[WHAT YOU WILL DO]: Please copy the listing from the line with "Localize all elements." up to and including the line with "media-clip[interactable]: 已添加 00:14 08-1.mp4", leaving the picture out.

[RECORDS FOR THE TASK start]

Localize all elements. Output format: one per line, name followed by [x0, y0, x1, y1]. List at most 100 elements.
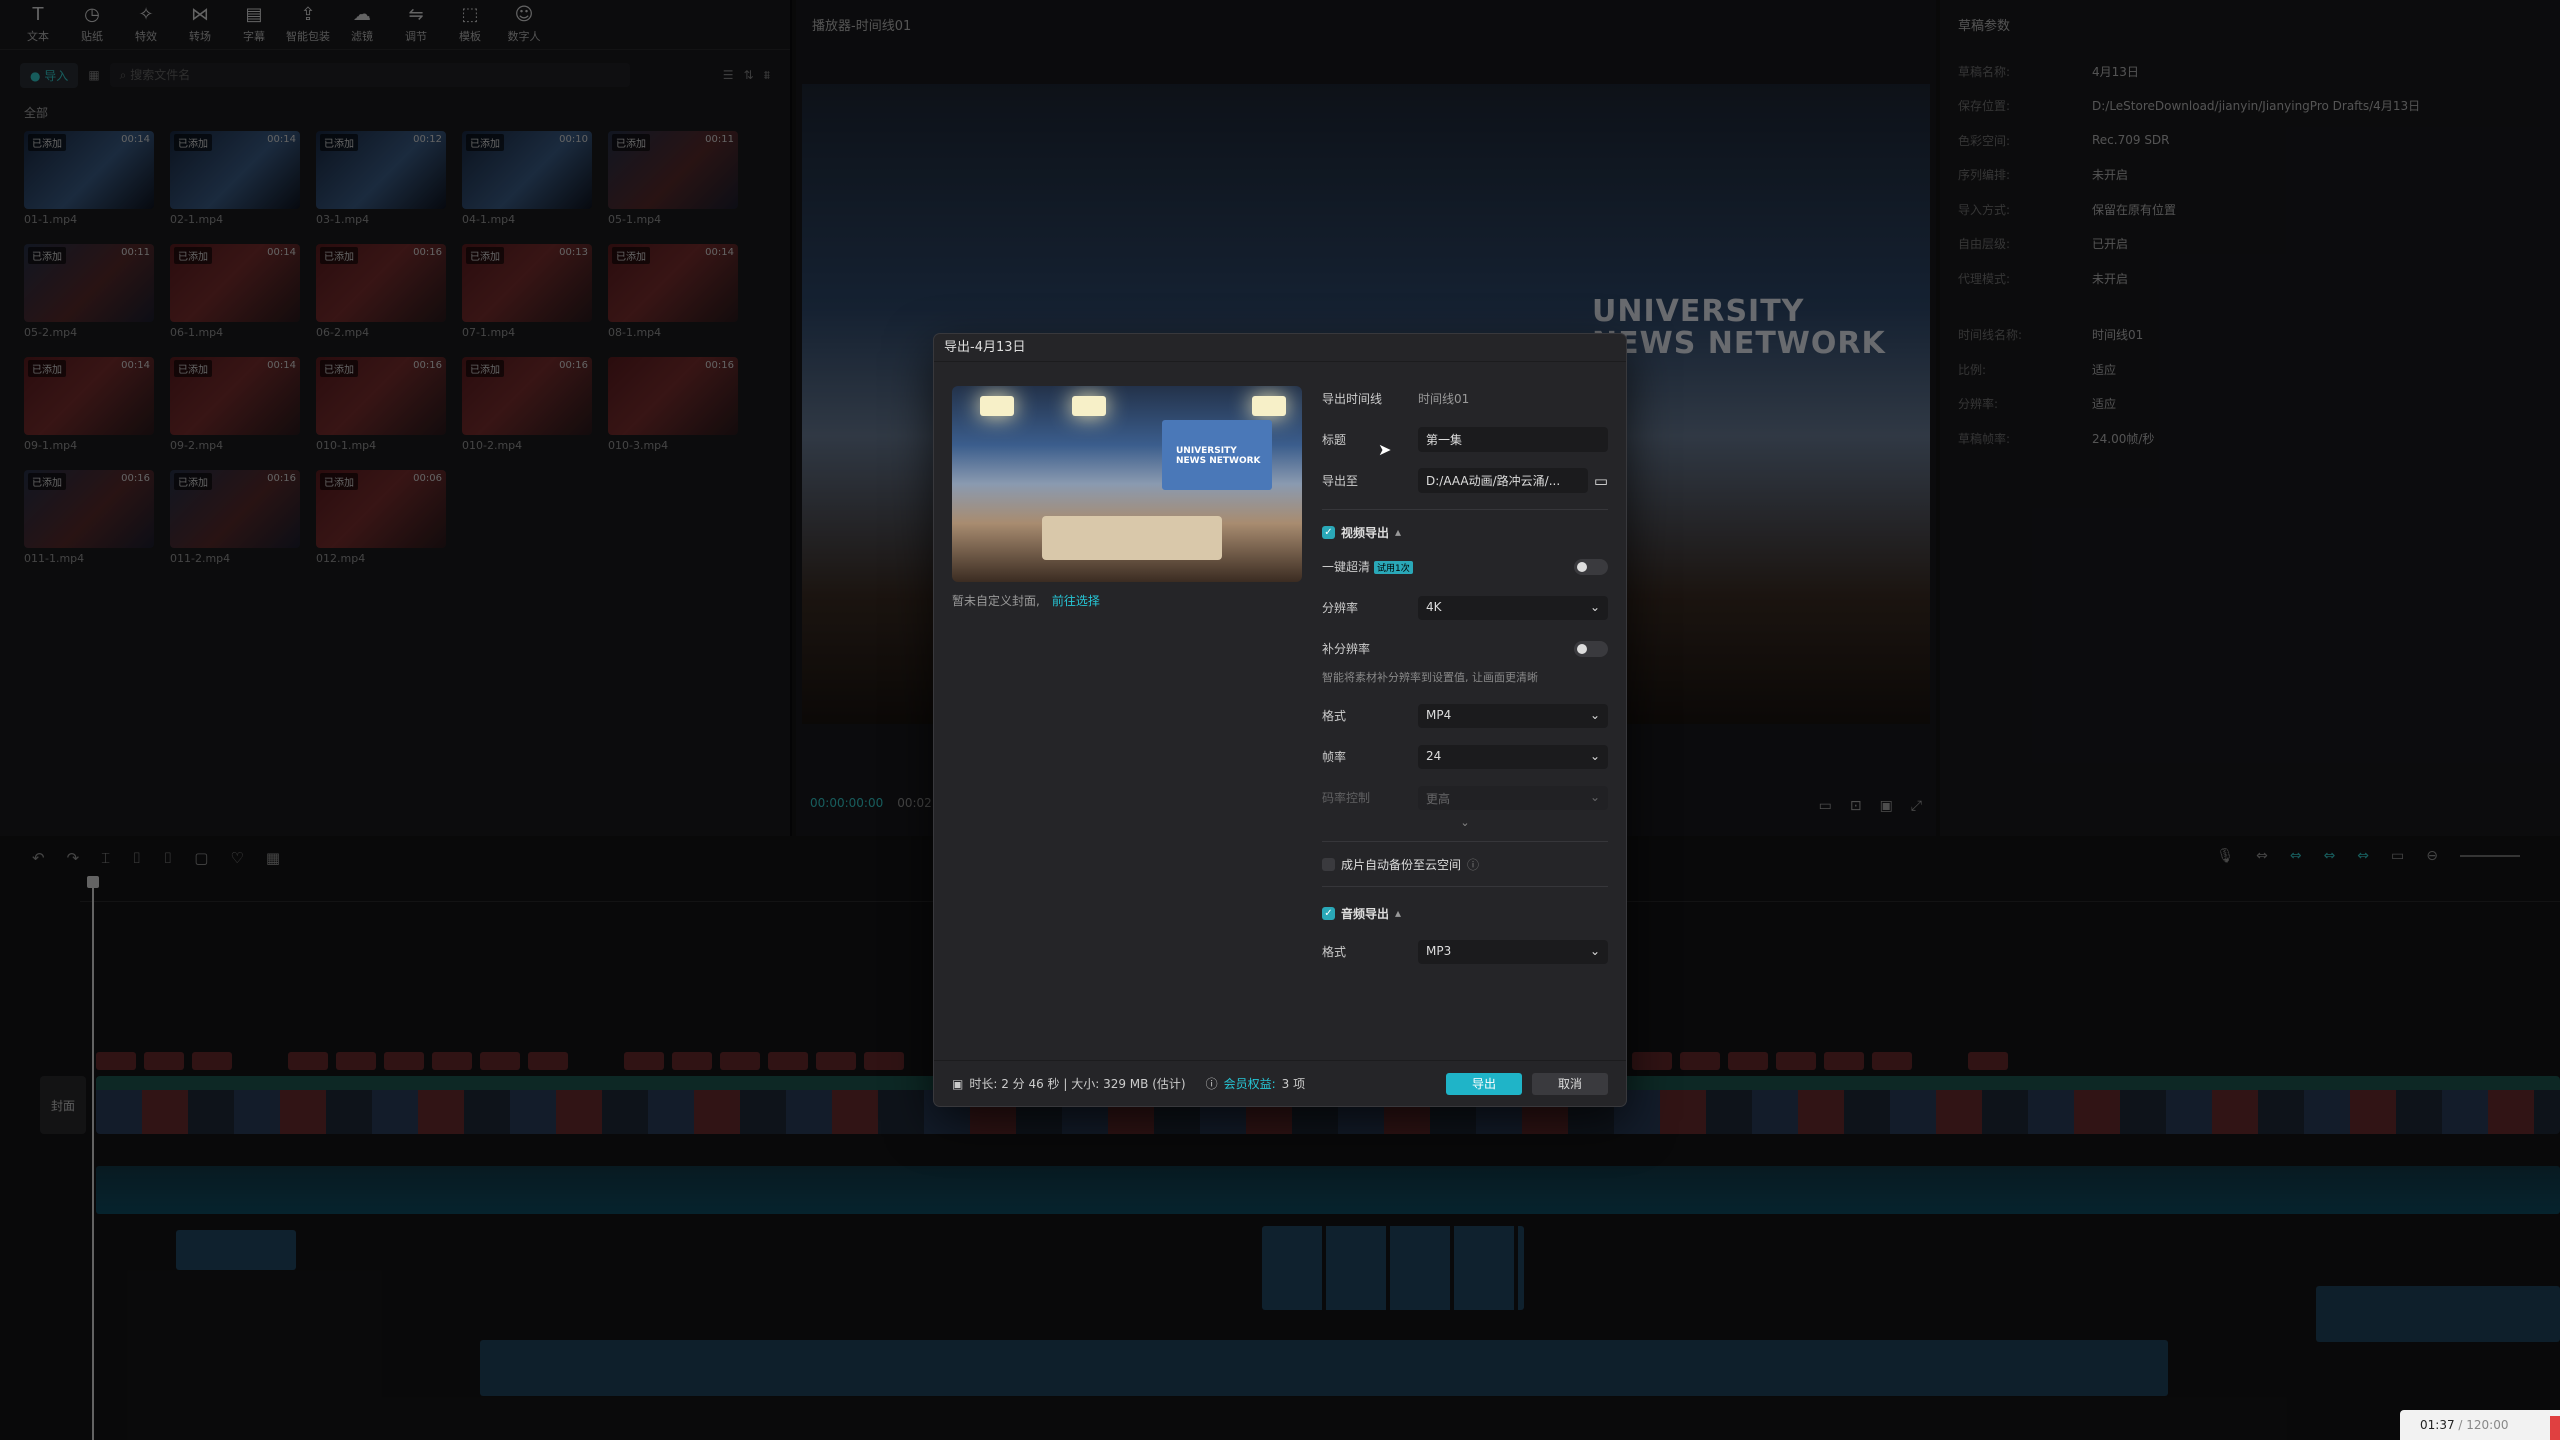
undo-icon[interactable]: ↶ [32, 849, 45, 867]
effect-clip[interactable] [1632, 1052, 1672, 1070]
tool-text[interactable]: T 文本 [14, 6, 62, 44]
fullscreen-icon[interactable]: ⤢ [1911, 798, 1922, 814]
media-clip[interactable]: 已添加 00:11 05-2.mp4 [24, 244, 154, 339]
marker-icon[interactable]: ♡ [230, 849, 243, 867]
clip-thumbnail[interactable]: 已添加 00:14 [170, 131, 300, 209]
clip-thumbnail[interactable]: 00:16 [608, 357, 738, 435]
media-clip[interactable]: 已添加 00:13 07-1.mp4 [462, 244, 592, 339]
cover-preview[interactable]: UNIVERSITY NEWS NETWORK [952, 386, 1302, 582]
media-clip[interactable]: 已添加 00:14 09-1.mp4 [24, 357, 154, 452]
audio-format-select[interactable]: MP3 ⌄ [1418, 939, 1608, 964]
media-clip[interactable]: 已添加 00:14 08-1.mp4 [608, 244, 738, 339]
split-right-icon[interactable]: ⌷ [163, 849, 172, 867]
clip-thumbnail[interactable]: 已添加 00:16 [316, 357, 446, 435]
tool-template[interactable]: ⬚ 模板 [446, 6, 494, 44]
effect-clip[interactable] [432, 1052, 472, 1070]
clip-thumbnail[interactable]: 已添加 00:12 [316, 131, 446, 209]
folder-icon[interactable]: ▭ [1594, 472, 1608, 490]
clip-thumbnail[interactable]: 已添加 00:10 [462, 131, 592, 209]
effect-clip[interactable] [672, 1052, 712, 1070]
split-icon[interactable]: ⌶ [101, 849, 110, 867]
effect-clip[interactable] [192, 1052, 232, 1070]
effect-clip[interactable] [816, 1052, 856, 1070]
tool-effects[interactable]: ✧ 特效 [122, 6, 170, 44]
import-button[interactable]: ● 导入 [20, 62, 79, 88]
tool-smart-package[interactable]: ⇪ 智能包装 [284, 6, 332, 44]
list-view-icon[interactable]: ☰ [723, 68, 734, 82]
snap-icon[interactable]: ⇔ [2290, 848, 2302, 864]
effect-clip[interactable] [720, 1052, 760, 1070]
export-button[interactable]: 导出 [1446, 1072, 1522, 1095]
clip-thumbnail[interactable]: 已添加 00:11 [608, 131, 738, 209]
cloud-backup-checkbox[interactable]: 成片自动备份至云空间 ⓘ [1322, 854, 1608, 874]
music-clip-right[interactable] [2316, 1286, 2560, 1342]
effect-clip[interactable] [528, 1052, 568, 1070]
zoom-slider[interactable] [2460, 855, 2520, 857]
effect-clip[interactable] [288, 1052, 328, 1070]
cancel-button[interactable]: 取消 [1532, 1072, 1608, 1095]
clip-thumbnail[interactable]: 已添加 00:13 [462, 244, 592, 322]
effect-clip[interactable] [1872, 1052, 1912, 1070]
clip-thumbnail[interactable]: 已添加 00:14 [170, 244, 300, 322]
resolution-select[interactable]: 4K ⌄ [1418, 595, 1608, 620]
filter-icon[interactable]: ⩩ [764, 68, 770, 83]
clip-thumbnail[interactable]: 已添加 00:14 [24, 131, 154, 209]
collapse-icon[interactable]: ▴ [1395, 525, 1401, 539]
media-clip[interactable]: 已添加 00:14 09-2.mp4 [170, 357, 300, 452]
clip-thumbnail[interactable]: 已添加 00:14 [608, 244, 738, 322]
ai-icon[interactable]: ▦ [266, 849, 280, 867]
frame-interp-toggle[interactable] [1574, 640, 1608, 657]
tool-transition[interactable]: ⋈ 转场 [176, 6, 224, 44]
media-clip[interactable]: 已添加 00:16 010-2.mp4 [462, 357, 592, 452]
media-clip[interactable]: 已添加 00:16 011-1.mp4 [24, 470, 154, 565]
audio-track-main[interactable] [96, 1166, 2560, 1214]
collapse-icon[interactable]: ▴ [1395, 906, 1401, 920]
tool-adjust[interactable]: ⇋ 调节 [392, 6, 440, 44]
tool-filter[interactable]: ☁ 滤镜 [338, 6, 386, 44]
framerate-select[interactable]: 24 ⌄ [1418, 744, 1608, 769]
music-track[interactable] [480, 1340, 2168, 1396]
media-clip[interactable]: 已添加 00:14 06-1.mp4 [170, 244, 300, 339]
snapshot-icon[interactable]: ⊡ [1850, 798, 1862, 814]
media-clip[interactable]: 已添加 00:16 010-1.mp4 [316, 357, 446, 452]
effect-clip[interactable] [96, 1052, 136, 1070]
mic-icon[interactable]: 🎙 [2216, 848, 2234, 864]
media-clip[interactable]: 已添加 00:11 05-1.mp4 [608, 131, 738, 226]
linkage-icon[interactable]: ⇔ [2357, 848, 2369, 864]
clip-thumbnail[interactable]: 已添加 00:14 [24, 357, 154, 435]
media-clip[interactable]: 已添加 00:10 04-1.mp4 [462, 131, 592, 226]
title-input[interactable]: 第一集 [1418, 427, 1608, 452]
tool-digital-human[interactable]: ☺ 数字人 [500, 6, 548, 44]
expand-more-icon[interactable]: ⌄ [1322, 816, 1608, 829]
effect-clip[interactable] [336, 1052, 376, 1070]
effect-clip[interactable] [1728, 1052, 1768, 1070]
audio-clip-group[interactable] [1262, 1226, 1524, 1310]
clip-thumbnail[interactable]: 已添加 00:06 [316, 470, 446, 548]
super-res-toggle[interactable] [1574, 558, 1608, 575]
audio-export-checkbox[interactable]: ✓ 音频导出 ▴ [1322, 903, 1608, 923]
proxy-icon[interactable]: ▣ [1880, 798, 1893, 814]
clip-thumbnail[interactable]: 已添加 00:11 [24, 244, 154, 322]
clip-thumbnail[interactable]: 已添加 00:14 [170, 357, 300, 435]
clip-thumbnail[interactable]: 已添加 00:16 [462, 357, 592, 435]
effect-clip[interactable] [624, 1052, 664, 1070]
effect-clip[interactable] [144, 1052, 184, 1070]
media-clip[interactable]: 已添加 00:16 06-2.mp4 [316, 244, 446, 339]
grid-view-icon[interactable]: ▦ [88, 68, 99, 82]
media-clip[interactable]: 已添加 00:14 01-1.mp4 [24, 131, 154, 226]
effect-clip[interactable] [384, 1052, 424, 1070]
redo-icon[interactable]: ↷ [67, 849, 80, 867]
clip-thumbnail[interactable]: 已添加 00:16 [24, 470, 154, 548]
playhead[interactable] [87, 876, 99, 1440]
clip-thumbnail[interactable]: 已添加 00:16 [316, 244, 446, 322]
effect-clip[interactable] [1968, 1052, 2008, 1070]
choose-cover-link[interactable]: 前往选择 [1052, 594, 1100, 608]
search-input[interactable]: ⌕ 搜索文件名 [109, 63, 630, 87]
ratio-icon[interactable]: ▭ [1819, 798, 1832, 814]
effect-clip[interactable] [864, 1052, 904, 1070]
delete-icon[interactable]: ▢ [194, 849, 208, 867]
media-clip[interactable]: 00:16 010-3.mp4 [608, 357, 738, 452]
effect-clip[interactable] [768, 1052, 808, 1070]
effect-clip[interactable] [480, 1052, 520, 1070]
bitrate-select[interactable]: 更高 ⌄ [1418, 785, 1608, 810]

[RECORDS FOR THE TASK end]
[RECORDS FOR THE TASK start]

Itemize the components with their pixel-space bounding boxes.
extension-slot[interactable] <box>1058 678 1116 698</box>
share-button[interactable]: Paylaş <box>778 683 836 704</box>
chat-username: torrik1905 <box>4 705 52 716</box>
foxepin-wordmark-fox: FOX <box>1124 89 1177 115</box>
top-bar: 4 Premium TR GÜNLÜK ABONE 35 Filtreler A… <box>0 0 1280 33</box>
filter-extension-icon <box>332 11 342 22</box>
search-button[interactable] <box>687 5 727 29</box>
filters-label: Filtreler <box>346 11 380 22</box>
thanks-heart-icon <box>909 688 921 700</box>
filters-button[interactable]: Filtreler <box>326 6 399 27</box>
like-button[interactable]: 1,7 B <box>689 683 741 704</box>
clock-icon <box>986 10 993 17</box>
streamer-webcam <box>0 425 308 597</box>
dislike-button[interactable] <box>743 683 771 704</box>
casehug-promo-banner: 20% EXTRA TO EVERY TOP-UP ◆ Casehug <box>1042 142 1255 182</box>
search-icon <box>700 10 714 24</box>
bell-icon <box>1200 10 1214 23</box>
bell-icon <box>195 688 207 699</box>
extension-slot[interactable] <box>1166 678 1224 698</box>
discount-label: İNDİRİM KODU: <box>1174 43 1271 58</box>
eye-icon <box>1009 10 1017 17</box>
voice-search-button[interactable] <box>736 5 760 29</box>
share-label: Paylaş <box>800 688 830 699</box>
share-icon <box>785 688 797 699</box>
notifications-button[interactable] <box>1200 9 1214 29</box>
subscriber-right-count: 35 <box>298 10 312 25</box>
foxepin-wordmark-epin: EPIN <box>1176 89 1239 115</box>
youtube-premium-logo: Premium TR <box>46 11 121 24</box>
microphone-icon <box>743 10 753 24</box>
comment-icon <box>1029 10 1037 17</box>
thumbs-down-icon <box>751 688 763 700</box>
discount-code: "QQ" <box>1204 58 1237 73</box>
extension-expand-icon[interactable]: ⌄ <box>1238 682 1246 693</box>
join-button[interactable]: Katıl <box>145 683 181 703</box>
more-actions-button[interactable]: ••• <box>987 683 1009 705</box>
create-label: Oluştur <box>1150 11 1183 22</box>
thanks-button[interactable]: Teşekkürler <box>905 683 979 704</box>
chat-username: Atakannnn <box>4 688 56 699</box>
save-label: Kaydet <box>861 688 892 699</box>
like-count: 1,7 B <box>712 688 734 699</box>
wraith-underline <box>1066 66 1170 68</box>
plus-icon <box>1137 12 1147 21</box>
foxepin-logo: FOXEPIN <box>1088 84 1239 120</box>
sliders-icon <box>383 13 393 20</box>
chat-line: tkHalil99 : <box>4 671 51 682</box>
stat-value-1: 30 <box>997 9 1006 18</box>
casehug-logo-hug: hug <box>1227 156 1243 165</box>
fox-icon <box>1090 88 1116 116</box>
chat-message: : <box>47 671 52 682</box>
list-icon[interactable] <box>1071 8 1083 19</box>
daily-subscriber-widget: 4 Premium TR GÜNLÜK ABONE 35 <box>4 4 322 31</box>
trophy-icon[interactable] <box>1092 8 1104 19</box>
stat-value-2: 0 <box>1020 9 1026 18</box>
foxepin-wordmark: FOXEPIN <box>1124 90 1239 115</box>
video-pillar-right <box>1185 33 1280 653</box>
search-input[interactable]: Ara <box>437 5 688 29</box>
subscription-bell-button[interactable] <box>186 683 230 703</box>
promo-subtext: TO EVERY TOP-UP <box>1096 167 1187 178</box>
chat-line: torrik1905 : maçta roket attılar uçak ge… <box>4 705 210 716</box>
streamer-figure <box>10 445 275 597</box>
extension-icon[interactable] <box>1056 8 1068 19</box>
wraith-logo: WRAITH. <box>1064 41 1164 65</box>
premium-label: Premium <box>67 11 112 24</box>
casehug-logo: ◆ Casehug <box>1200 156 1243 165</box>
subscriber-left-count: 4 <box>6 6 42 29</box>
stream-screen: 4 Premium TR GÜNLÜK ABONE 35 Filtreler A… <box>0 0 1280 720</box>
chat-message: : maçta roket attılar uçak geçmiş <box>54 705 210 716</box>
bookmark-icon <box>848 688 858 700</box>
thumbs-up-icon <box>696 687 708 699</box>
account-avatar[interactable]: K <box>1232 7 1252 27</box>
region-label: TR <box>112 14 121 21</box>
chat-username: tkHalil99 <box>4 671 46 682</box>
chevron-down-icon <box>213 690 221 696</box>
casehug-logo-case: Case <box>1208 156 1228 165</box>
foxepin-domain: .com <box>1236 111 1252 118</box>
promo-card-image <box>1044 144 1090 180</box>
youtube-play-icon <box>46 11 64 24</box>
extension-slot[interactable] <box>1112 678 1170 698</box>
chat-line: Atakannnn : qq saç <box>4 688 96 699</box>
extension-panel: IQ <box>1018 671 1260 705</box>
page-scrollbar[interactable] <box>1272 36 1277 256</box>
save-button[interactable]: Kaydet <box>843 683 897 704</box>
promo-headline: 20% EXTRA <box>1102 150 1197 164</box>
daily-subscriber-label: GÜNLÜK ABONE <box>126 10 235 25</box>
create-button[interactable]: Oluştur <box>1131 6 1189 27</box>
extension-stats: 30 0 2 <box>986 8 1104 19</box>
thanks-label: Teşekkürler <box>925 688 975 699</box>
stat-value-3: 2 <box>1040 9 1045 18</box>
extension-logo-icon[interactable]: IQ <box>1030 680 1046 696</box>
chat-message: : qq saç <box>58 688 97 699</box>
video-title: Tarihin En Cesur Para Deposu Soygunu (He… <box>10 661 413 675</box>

[RECORDS FOR THE TASK end]
[RECORDS FOR THE TASK start]

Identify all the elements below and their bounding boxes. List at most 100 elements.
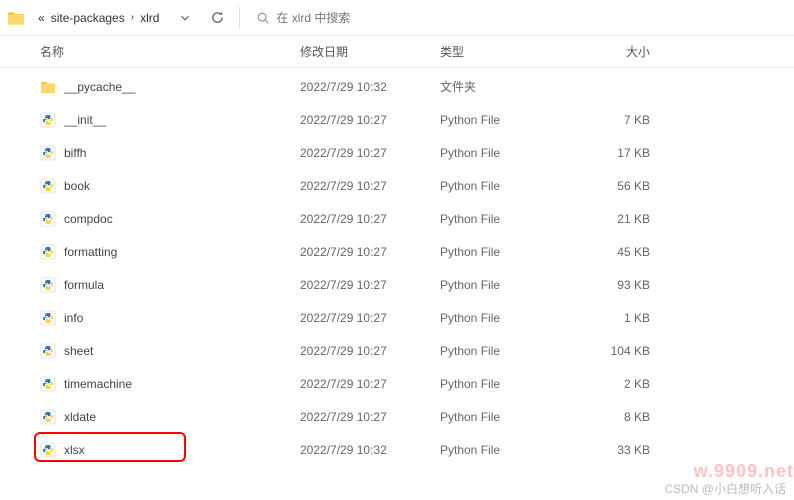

[RECORDS FOR THE TASK end]

[OUTPUT]:
Localize all elements. Output format: one per line, name followed by [x0, y0, x1, y1]. List at most 100 elements.
undo-icon[interactable]: ↶ [32, 849, 45, 867]
effect-clip[interactable] [1632, 1052, 1672, 1070]
tool-text[interactable]: T 文本 [14, 6, 62, 44]
fullscreen-icon[interactable]: ⤢ [1911, 798, 1922, 814]
media-clip[interactable]: 已添加 00:11 05-2.mp4 [24, 244, 154, 339]
marker-icon[interactable]: ♡ [230, 849, 243, 867]
clip-thumbnail[interactable]: 已添加 00:14 [170, 131, 300, 209]
clip-thumbnail[interactable]: 00:16 [608, 357, 738, 435]
media-clip[interactable]: 已添加 00:13 07-1.mp4 [462, 244, 592, 339]
cover-preview[interactable]: UNIVERSITY NEWS NETWORK [952, 386, 1302, 582]
media-clip[interactable]: 已添加 00:14 09-1.mp4 [24, 357, 154, 452]
audio-format-select[interactable]: MP3 ⌄ [1418, 939, 1608, 964]
media-clip[interactable]: 已添加 00:14 08-1.mp4 [608, 244, 738, 339]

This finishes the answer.